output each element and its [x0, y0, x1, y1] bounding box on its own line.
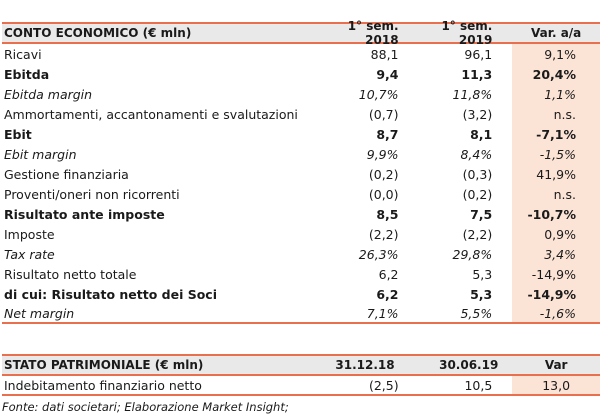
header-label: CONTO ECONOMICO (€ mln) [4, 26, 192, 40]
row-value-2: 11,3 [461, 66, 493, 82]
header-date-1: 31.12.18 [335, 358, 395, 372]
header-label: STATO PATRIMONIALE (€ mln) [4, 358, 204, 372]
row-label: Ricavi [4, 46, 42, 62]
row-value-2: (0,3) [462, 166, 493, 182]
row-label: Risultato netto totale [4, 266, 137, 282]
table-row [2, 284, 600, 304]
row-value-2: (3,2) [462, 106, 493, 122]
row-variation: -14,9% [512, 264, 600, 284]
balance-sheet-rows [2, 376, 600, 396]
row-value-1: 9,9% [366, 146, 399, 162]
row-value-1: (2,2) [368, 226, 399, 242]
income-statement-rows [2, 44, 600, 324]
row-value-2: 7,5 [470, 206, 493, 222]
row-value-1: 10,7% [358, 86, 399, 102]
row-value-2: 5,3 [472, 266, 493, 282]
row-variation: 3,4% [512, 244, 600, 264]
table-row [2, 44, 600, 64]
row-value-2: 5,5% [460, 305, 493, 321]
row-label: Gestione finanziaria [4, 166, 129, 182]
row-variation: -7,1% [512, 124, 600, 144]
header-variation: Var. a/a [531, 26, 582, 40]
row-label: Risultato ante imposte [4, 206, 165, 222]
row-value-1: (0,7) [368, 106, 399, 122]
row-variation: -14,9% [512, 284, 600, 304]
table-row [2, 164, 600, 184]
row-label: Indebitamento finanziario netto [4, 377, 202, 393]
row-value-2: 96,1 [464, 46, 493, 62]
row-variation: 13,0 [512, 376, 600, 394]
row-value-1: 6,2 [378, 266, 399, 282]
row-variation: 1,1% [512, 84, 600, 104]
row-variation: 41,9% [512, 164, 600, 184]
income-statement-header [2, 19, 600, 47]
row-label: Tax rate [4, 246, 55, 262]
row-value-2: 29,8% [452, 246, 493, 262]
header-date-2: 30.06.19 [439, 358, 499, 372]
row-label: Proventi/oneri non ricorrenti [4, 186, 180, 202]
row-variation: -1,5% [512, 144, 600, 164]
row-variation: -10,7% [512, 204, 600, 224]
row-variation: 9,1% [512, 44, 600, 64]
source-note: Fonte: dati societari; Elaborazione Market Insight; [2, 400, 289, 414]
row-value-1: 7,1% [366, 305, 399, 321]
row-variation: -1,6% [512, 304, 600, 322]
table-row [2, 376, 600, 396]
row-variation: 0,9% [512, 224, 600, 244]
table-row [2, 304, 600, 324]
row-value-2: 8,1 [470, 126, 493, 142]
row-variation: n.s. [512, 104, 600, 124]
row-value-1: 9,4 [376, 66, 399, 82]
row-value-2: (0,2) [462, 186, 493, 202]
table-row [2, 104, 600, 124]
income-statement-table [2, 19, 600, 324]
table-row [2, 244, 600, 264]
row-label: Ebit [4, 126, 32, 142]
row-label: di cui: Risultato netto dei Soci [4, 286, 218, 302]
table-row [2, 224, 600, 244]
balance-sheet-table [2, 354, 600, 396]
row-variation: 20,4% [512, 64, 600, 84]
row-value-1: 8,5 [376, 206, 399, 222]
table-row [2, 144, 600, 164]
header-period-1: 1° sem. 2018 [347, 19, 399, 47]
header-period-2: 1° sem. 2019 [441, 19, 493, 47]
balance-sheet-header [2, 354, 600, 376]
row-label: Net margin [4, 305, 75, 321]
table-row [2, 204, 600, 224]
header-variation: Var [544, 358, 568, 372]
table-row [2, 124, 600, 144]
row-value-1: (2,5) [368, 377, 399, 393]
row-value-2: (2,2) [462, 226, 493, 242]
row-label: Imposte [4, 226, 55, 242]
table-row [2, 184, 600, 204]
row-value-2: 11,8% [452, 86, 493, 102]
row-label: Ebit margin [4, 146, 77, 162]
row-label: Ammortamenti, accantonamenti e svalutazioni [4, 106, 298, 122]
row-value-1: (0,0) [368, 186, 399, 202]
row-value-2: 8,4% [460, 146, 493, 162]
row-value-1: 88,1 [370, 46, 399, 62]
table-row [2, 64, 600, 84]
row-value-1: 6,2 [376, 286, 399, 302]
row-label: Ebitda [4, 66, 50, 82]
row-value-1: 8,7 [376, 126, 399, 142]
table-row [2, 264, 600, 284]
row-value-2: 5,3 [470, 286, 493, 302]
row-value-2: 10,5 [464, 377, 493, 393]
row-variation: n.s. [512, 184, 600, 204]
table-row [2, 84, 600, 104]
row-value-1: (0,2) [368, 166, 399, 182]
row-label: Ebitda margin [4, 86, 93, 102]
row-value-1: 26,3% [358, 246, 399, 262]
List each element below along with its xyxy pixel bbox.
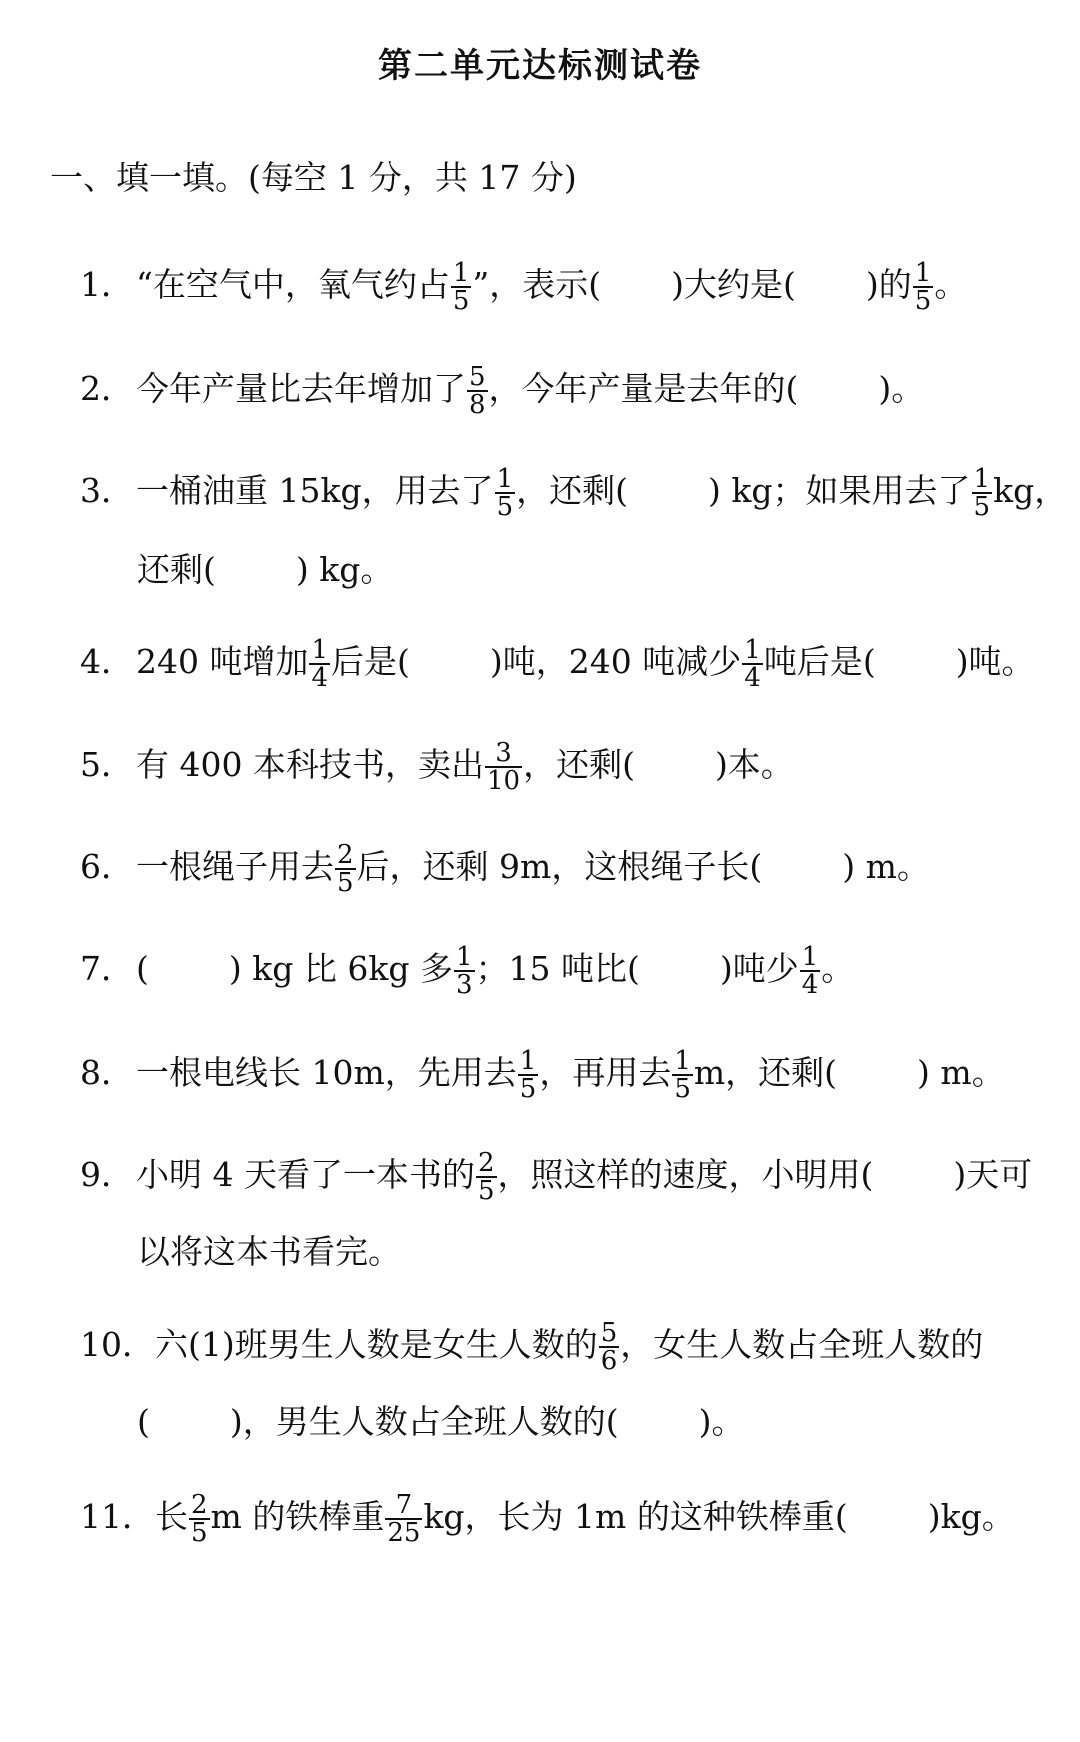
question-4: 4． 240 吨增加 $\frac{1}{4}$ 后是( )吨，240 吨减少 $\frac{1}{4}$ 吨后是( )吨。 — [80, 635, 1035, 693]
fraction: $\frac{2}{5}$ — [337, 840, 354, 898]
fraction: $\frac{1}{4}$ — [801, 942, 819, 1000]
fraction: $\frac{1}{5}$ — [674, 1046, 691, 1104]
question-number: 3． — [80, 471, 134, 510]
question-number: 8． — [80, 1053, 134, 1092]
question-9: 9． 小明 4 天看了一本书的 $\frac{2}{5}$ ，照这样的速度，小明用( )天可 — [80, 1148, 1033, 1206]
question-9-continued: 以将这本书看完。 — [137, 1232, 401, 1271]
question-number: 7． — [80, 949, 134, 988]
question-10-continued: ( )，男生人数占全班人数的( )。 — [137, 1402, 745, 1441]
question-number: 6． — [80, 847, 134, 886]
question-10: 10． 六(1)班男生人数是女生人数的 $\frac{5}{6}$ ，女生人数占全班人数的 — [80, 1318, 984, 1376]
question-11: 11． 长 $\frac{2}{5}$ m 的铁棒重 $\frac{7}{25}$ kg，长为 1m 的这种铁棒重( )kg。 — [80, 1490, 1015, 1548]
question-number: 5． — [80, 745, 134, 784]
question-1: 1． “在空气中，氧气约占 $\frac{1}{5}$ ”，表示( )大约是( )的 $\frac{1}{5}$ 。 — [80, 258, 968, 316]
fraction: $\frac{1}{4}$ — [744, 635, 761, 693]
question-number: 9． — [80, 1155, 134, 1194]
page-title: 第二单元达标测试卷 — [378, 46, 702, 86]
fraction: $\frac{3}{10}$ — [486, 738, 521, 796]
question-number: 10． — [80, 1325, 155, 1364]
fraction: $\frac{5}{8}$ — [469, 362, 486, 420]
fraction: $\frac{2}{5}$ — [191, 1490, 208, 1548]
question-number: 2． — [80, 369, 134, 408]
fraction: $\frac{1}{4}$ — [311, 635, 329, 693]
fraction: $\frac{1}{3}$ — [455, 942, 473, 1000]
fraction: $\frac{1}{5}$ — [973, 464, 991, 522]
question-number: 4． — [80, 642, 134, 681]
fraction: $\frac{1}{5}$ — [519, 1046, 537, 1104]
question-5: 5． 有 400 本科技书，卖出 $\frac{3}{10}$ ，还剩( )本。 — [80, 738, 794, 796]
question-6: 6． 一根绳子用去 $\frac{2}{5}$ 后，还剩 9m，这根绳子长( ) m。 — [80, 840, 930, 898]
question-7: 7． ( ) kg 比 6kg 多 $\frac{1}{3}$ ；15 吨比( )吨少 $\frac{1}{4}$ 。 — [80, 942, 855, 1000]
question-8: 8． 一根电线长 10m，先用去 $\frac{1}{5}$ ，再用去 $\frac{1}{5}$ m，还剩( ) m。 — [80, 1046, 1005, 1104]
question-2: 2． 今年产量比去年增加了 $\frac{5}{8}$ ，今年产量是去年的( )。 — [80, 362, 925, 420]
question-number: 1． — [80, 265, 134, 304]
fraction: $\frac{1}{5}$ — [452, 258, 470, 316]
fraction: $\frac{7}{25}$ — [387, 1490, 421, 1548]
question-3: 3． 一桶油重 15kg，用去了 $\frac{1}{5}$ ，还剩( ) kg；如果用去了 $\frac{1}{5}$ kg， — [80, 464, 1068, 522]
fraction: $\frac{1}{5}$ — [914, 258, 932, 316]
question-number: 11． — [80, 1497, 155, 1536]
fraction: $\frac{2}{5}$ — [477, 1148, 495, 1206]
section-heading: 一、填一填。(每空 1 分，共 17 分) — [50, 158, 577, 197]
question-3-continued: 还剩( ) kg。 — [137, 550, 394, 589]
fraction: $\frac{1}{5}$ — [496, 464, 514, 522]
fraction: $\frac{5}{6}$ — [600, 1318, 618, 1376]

========

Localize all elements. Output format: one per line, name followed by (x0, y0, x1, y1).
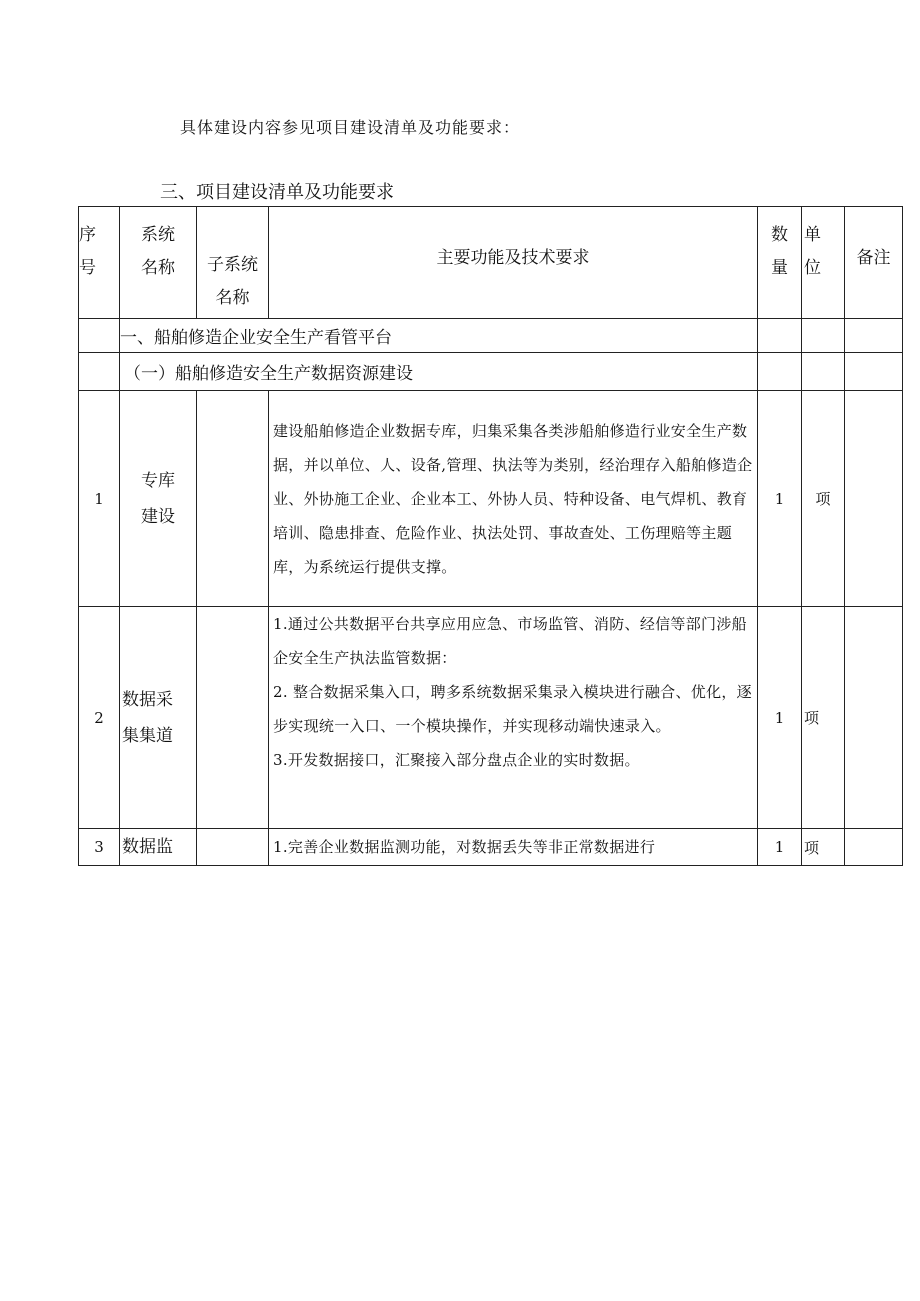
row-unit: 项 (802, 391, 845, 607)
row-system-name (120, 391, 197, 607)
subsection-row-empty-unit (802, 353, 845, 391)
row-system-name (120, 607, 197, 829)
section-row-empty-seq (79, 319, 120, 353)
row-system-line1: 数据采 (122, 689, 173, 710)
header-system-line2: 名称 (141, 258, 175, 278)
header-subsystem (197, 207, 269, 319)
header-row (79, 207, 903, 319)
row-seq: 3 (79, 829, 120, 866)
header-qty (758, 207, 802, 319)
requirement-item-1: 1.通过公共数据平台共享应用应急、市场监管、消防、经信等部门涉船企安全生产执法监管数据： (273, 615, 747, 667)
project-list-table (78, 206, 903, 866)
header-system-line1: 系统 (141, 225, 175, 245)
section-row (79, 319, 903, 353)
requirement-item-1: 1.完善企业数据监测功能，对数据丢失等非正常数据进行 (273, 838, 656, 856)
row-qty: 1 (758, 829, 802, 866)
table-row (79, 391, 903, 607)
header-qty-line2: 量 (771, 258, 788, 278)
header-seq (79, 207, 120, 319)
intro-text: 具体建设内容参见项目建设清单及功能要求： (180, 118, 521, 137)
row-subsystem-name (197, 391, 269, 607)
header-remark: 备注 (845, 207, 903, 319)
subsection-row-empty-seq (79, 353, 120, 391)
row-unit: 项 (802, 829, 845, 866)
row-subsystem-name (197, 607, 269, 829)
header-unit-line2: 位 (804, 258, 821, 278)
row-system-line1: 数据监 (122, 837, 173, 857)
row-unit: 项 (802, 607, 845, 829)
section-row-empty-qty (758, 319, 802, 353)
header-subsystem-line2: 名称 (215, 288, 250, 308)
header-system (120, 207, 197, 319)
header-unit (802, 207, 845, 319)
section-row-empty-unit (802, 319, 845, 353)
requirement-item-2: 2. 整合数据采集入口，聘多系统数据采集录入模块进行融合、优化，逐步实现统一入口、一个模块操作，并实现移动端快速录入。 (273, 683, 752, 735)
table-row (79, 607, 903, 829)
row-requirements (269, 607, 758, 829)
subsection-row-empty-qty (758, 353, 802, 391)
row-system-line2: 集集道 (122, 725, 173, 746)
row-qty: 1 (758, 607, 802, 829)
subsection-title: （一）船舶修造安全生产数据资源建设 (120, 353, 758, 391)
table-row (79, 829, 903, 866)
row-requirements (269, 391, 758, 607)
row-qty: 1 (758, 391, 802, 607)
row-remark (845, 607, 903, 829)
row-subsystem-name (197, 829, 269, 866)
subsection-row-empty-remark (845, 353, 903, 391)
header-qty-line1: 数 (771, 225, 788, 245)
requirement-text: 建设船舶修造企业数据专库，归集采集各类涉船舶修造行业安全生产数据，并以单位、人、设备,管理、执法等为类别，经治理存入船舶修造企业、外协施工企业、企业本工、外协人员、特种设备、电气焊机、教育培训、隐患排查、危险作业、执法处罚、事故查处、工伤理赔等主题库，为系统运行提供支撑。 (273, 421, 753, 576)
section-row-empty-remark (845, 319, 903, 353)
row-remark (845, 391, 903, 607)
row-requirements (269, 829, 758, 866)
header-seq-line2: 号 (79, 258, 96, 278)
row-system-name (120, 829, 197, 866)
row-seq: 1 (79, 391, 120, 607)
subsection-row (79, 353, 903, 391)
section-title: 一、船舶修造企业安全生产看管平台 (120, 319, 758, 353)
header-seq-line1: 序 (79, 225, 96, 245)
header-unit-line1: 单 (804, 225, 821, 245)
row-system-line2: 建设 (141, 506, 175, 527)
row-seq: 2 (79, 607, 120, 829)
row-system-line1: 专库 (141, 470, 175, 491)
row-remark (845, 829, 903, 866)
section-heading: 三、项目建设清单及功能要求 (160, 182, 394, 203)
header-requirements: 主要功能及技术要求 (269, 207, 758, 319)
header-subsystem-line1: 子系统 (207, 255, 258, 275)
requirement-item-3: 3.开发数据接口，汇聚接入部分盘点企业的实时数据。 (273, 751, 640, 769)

========

Objective
Copy out the records between the lines holding "question-4: 4． 240" and "question-8: 8． 一根电线长", inclusive.

Reply to the task
question-4: 4． 240 吨增加 $\frac{1}{4}$ 后是( )吨，240 吨减少 $\frac{1}{4}$ 吨后是( )吨。 — [80, 635, 1035, 693]
fraction: $\frac{2}{5}$ — [337, 840, 354, 898]
fraction: $\frac{1}{4}$ — [801, 942, 819, 1000]
fraction: $\frac{1}{5}$ — [674, 1046, 691, 1104]
question-number: 3． — [80, 471, 134, 510]
question-number: 8． — [80, 1053, 134, 1092]
question-9: 9． 小明 4 天看了一本书的 $\frac{2}{5}$ ，照这样的速度，小明用( )天可 — [80, 1148, 1033, 1206]
question-9-continued: 以将这本书看完。 — [137, 1232, 401, 1271]
question-number: 7． — [80, 949, 134, 988]
question-10-continued: ( )，男生人数占全班人数的( )。 — [137, 1402, 745, 1441]
question-number: 6． — [80, 847, 134, 886]
question-10: 10． 六(1)班男生人数是女生人数的 $\frac{5}{6}$ ，女生人数占全班人数的 — [80, 1318, 984, 1376]
question-11: 11． 长 $\frac{2}{5}$ m 的铁棒重 $\frac{7}{25}$ kg，长为 1m 的这种铁棒重( )kg。 — [80, 1490, 1015, 1548]
question-number: 5． — [80, 745, 134, 784]
question-1: 1． “在空气中，氧气约占 $\frac{1}{5}$ ”，表示( )大约是( )的 $\frac{1}{5}$ 。 — [80, 258, 968, 316]
fraction: $\frac{1}{4}$ — [744, 635, 761, 693]
question-number: 9． — [80, 1155, 134, 1194]
page-title: 第二单元达标测试卷 — [378, 46, 702, 86]
fraction: $\frac{3}{10}$ — [486, 738, 521, 796]
question-number: 10． — [80, 1325, 155, 1364]
fraction: $\frac{5}{8}$ — [469, 362, 486, 420]
fraction: $\frac{2}{5}$ — [191, 1490, 208, 1548]
question-number: 2． — [80, 369, 134, 408]
fraction: $\frac{1}{4}$ — [311, 635, 329, 693]
fraction: $\frac{1}{3}$ — [455, 942, 473, 1000]
fraction: $\frac{1}{5}$ — [973, 464, 991, 522]
question-number: 4． — [80, 642, 134, 681]
fraction: $\frac{1}{5}$ — [519, 1046, 537, 1104]
question-5: 5． 有 400 本科技书，卖出 $\frac{3}{10}$ ，还剩( )本。 — [80, 738, 794, 796]
question-6: 6． 一根绳子用去 $\frac{2}{5}$ 后，还剩 9m，这根绳子长( ) m。 — [80, 840, 930, 898]
question-7: 7． ( ) kg 比 6kg 多 $\frac{1}{3}$ ；15 吨比( )吨少 $\frac{1}{4}$ 。 — [80, 942, 855, 1000]
question-8: 8． 一根电线长 10m，先用去 $\frac{1}{5}$ ，再用去 $\frac{1}{5}$ m，还剩( ) m。 — [80, 1046, 1005, 1104]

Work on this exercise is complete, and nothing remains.